Your goal: Copy all records verbatim.

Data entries
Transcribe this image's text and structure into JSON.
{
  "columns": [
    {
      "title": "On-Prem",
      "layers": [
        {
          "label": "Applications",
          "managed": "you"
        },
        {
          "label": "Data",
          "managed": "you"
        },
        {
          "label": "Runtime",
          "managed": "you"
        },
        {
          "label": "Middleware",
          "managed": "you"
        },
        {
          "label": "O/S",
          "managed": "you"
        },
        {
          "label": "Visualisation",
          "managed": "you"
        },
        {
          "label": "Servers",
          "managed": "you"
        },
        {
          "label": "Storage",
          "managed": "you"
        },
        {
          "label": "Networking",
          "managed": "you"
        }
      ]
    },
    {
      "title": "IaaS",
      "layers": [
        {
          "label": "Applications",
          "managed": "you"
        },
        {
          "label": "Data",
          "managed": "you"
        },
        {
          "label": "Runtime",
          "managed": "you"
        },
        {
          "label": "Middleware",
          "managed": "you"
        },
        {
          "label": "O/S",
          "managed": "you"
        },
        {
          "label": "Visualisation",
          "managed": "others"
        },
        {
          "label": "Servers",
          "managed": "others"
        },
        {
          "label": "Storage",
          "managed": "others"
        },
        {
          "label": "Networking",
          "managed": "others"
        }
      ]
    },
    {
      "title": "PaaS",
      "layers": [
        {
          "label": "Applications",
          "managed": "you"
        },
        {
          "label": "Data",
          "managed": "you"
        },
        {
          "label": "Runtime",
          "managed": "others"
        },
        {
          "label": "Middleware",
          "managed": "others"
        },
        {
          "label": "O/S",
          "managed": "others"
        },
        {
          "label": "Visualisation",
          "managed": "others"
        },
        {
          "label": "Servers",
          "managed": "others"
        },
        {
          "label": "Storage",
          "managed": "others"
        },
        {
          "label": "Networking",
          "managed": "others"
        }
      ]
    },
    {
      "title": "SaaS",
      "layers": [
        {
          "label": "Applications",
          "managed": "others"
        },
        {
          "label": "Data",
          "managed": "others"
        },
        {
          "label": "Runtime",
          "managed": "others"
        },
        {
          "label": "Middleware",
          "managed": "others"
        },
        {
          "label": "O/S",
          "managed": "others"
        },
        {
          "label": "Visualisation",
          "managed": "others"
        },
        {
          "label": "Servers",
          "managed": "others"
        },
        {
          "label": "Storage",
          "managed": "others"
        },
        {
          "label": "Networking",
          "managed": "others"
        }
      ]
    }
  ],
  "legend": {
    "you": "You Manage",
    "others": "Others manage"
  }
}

Full answer:
Transcribe this image's text and structure into JSON.
{
  "columns": [
    {
      "title": "On-Prem",
      "layers": [
        {
          "label": "Applications",
          "managed": "you"
        },
        {
          "label": "Data",
          "managed": "you"
        },
        {
          "label": "Runtime",
          "managed": "you"
        },
        {
          "label": "Middleware",
          "managed": "you"
        },
        {
          "label": "O/S",
          "managed": "you"
        },
        {
          "label": "Visualisation",
          "managed": "you"
        },
        {
          "label": "Servers",
          "managed": "you"
        },
        {
          "label": "Storage",
          "managed": "you"
        },
        {
          "label": "Networking",
          "managed": "you"
        }
      ]
    },
    {
      "title": "IaaS",
      "layers": [
        {
          "label": "Applications",
          "managed": "you"
        },
        {
          "label": "Data",
          "managed": "you"
        },
        {
          "label": "Runtime",
          "managed": "you"
        },
        {
          "label": "Middleware",
          "managed": "you"
        },
        {
          "label": "O/S",
          "managed": "you"
        },
        {
          "label": "Visualisation",
          "managed": "others"
        },
        {
          "label": "Servers",
          "managed": "others"
        },
        {
          "label": "Storage",
          "managed": "others"
        },
        {
          "label": "Networking",
          "managed": "others"
        }
      ]
    },
    {
      "title": "PaaS",
      "layers": [
        {
          "label": "Applications",
          "managed": "you"
        },
        {
          "label": "Data",
          "managed": "you"
        },
        {
          "label": "Runtime",
          "managed": "others"
        },
        {
          "label": "Middleware",
          "managed": "others"
        },
        {
          "label": "O/S",
          "managed": "others"
        },
        {
          "label": "Visualisation",
          "managed": "others"
        },
        {
          "label": "Servers",
          "managed": "others"
        },
        {
          "label": "Storage",
          "managed": "others"
        },
        {
          "label": "Networking",
          "managed": "others"
        }
      ]
    },
    {
      "title": "SaaS",
      "layers": [
        {
          "label": "Applications",
          "managed": "others"
        },
        {
          "label": "Data",
          "managed": "others"
        },
        {
          "label": "Runtime",
          "managed": "others"
        },
        {
          "label": "Middleware",
          "managed": "others"
        },
        {
          "label": "O/S",
          "managed": "others"
        },
        {
          "label": "Visualisation",
          "managed": "others"
        },
        {
          "label": "Servers",
          "managed": "others"
        },
        {
          "label": "Storage",
          "managed": "others"
        },
        {
          "label": "Networking",
          "managed": "others"
        }
      ]
    }
  ],
  "legend": {
    "you": "You Manage",
    "others": "Others manage"
  }
}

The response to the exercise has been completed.